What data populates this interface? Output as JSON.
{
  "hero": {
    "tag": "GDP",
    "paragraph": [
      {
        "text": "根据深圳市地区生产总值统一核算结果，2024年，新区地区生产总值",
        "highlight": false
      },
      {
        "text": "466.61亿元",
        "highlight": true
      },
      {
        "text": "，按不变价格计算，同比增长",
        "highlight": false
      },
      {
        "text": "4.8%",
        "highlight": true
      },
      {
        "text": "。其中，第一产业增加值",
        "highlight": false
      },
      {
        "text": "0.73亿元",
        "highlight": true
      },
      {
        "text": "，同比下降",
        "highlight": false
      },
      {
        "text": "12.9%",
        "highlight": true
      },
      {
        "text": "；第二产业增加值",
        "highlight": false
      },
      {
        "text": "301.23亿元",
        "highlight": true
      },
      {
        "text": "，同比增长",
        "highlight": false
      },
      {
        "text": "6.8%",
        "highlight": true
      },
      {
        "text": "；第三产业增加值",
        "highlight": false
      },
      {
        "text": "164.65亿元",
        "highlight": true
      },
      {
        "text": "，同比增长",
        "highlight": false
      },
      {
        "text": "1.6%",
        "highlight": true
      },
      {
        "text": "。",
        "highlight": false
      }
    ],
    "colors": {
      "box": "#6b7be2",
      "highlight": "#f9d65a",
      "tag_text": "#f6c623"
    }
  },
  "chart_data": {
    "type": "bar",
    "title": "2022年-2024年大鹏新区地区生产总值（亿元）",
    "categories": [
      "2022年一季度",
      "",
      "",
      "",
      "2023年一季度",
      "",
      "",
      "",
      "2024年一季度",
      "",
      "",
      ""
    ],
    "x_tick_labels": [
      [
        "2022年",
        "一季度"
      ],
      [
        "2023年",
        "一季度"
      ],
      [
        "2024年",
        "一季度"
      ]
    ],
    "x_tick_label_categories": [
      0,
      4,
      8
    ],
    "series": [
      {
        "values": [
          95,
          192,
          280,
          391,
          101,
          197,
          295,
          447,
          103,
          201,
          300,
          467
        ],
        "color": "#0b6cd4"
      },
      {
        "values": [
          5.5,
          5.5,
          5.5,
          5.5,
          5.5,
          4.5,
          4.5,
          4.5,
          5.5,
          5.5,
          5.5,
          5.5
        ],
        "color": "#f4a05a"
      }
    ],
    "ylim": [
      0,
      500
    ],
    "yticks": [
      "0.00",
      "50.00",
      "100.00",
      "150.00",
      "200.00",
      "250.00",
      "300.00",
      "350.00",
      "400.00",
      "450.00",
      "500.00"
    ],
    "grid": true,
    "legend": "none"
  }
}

════════════════════

Write down every line of the data exactly as it appears above.

### Full answer
What data populates this interface? Output as JSON.
{
  "hero": {
    "tag": "GDP",
    "paragraph": [
      {
        "text": "根据深圳市地区生产总值统一核算结果，2024年，新区地区生产总值",
        "highlight": false
      },
      {
        "text": "466.61亿元",
        "highlight": true
      },
      {
        "text": "，按不变价格计算，同比增长",
        "highlight": false
      },
      {
        "text": "4.8%",
        "highlight": true
      },
      {
        "text": "。其中，第一产业增加值",
        "highlight": false
      },
      {
        "text": "0.73亿元",
        "highlight": true
      },
      {
        "text": "，同比下降",
        "highlight": false
      },
      {
        "text": "12.9%",
        "highlight": true
      },
      {
        "text": "；第二产业增加值",
        "highlight": false
      },
      {
        "text": "301.23亿元",
        "highlight": true
      },
      {
        "text": "，同比增长",
        "highlight": false
      },
      {
        "text": "6.8%",
        "highlight": true
      },
      {
        "text": "；第三产业增加值",
        "highlight": false
      },
      {
        "text": "164.65亿元",
        "highlight": true
      },
      {
        "text": "，同比增长",
        "highlight": false
      },
      {
        "text": "1.6%",
        "highlight": true
      },
      {
        "text": "。",
        "highlight": false
      }
    ],
    "colors": {
      "box": "#6b7be2",
      "highlight": "#f9d65a",
      "tag_text": "#f6c623"
    }
  },
  "chart_data": {
    "type": "bar",
    "title": "2022年-2024年大鹏新区地区生产总值（亿元）",
    "categories": [
      "2022年一季度",
      "",
      "",
      "",
      "2023年一季度",
      "",
      "",
      "",
      "2024年一季度",
      "",
      "",
      ""
    ],
    "x_tick_labels": [
      [
        "2022年",
        "一季度"
      ],
      [
        "2023年",
        "一季度"
      ],
      [
        "2024年",
        "一季度"
      ]
    ],
    "x_tick_label_categories": [
      0,
      4,
      8
    ],
    "series": [
      {
        "values": [
          95,
          192,
          280,
          391,
          101,
          197,
          295,
          447,
          103,
          201,
          300,
          467
        ],
        "color": "#0b6cd4"
      },
      {
        "values": [
          5.5,
          5.5,
          5.5,
          5.5,
          5.5,
          4.5,
          4.5,
          4.5,
          5.5,
          5.5,
          5.5,
          5.5
        ],
        "color": "#f4a05a"
      }
    ],
    "ylim": [
      0,
      500
    ],
    "yticks": [
      "0.00",
      "50.00",
      "100.00",
      "150.00",
      "200.00",
      "250.00",
      "300.00",
      "350.00",
      "400.00",
      "450.00",
      "500.00"
    ],
    "grid": true,
    "legend": "none"
  }
}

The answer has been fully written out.